■ **What is needed**
Reproduce the listing below in its entirety. Change nothing.

■ **Dataset excerpts**
↓

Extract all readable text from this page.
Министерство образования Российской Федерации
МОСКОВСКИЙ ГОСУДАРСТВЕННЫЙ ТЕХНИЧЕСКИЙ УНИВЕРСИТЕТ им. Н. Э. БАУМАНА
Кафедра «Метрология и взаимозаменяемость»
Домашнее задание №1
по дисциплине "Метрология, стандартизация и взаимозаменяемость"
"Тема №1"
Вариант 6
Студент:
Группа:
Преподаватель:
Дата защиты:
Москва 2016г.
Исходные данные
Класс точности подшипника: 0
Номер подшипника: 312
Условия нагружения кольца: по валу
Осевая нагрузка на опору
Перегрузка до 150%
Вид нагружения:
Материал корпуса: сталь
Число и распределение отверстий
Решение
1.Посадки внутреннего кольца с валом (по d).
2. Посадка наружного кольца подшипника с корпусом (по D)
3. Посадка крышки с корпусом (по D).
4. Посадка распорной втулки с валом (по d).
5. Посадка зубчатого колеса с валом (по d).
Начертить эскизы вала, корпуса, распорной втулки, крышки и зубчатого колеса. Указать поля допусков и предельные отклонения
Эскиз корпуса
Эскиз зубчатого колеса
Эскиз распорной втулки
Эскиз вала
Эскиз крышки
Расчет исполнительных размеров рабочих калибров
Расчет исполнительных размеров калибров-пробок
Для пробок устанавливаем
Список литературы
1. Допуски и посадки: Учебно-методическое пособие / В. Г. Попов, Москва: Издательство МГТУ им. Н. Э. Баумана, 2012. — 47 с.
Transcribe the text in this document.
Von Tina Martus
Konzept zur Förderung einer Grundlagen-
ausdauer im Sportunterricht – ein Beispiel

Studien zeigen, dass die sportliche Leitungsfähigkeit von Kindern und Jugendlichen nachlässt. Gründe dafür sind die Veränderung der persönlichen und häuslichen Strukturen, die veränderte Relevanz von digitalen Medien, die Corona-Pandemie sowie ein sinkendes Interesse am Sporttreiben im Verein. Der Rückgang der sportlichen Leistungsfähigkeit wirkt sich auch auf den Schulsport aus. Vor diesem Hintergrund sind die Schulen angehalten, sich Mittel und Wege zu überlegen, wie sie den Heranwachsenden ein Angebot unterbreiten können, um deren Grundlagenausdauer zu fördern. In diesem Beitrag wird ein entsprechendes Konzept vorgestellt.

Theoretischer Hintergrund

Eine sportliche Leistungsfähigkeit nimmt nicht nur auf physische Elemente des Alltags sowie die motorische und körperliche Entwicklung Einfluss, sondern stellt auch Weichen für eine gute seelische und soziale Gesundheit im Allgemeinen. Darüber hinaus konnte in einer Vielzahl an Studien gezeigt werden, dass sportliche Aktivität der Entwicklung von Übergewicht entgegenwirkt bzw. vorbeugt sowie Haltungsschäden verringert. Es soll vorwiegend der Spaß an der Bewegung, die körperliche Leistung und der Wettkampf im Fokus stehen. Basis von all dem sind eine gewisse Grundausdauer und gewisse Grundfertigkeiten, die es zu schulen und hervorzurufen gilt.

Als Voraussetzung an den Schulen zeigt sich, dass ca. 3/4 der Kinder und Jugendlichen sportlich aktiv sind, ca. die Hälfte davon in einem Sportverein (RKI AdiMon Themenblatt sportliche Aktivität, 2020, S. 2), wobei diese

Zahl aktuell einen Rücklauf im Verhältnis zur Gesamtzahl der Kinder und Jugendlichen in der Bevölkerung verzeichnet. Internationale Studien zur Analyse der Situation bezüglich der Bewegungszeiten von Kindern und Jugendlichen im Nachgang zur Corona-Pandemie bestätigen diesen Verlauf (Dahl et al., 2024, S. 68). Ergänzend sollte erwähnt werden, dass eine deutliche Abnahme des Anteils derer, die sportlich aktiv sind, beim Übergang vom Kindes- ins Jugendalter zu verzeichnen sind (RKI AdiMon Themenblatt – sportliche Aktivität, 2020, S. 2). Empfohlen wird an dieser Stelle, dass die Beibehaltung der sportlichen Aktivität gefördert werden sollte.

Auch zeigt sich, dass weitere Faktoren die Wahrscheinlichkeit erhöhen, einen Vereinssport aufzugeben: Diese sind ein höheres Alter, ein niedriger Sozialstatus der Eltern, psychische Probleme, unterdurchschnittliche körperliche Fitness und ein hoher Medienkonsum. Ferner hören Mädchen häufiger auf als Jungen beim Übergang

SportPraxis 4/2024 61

↑

■ **Reply**
Extract all readable text from this page.
Министерство образования Российской Федерации
МОСКОВСКИЙ ГОСУДАРСТВЕННЫЙ ТЕХНИЧЕСКИЙ УНИВЕРСИТЕТ им. Н. Э. БАУМАНА
Кафедра «Метрология и взаимозаменяемость»
Домашнее задание №1
по дисциплине "Метрология, стандартизация и взаимозаменяемость"
"Тема №1"
Вариант 6
Студент:
Группа:
Преподаватель:
Дата защиты:
Москва 2016г.
Исходные данные
Класс точности подшипника: 0
Номер подшипника: 312
Условия нагружения кольца: по валу
Осевая нагрузка на опору
Перегрузка до 150%
Вид нагружения:
Материал корпуса: сталь
Число и распределение отверстий
Решение
1.Посадки внутреннего кольца с валом (по d).
2. Посадка наружного кольца подшипника с корпусом (по D)
3. Посадка крышки с корпусом (по D).
4. Посадка распорной втулки с валом (по d).
5. Посадка зубчатого колеса с валом (по d).
Начертить эскизы вала, корпуса, распорной втулки, крышки и зубчатого колеса. Указать поля допусков и предельные отклонения
Эскиз корпуса
Эскиз зубчатого колеса
Эскиз распорной втулки
Эскиз вала
Эскиз крышки
Расчет исполнительных размеров рабочих калибров
Расчет исполнительных размеров калибров-пробок
Для пробок устанавливаем
Список литературы
1. Допуски и посадки: Учебно-методическое пособие / В. Г. Попов, Москва: Издательство МГТУ им. Н. Э. Баумана, 2012. — 47 с.
Transcribe the text in this document.
Von Tina Martus
Konzept zur Förderung einer Grundlagen-
ausdauer im Sportunterricht – ein Beispiel

Studien zeigen, dass die sportliche Leitungsfähigkeit von Kindern und Jugendlichen nachlässt. Gründe dafür sind die Veränderung der persönlichen und häuslichen Strukturen, die veränderte Relevanz von digitalen Medien, die Corona-Pandemie sowie ein sinkendes Interesse am Sporttreiben im Verein. Der Rückgang der sportlichen Leistungsfähigkeit wirkt sich auch auf den Schulsport aus. Vor diesem Hintergrund sind die Schulen angehalten, sich Mittel und Wege zu überlegen, wie sie den Heranwachsenden ein Angebot unterbreiten können, um deren Grundlagenausdauer zu fördern. In diesem Beitrag wird ein entsprechendes Konzept vorgestellt.

Theoretischer Hintergrund

Eine sportliche Leistungsfähigkeit nimmt nicht nur auf physische Elemente des Alltags sowie die motorische und körperliche Entwicklung Einfluss, sondern stellt auch Weichen für eine gute seelische und soziale Gesundheit im Allgemeinen. Darüber hinaus konnte in einer Vielzahl an Studien gezeigt werden, dass sportliche Aktivität der Entwicklung von Übergewicht entgegenwirkt bzw. vorbeugt sowie Haltungsschäden verringert. Es soll vorwiegend der Spaß an der Bewegung, die körperliche Leistung und der Wettkampf im Fokus stehen. Basis von all dem sind eine gewisse Grundausdauer und gewisse Grundfertigkeiten, die es zu schulen und hervorzurufen gilt.

Als Voraussetzung an den Schulen zeigt sich, dass ca. 3/4 der Kinder und Jugendlichen sportlich aktiv sind, ca. die Hälfte davon in einem Sportverein (RKI AdiMon Themenblatt sportliche Aktivität, 2020, S. 2), wobei diese

Zahl aktuell einen Rücklauf im Verhältnis zur Gesamtzahl der Kinder und Jugendlichen in der Bevölkerung verzeichnet. Internationale Studien zur Analyse der Situation bezüglich der Bewegungszeiten von Kindern und Jugendlichen im Nachgang zur Corona-Pandemie bestätigen diesen Verlauf (Dahl et al., 2024, S. 68). Ergänzend sollte erwähnt werden, dass eine deutliche Abnahme des Anteils derer, die sportlich aktiv sind, beim Übergang vom Kindes- ins Jugendalter zu verzeichnen sind (RKI AdiMon Themenblatt – sportliche Aktivität, 2020, S. 2). Empfohlen wird an dieser Stelle, dass die Beibehaltung der sportlichen Aktivität gefördert werden sollte.

Auch zeigt sich, dass weitere Faktoren die Wahrscheinlichkeit erhöhen, einen Vereinssport aufzugeben: Diese sind ein höheres Alter, ein niedriger Sozialstatus der Eltern, psychische Probleme, unterdurchschnittliche körperliche Fitness und ein hoher Medienkonsum. Ferner hören Mädchen häufiger auf als Jungen beim Übergang

SportPraxis 4/2024 61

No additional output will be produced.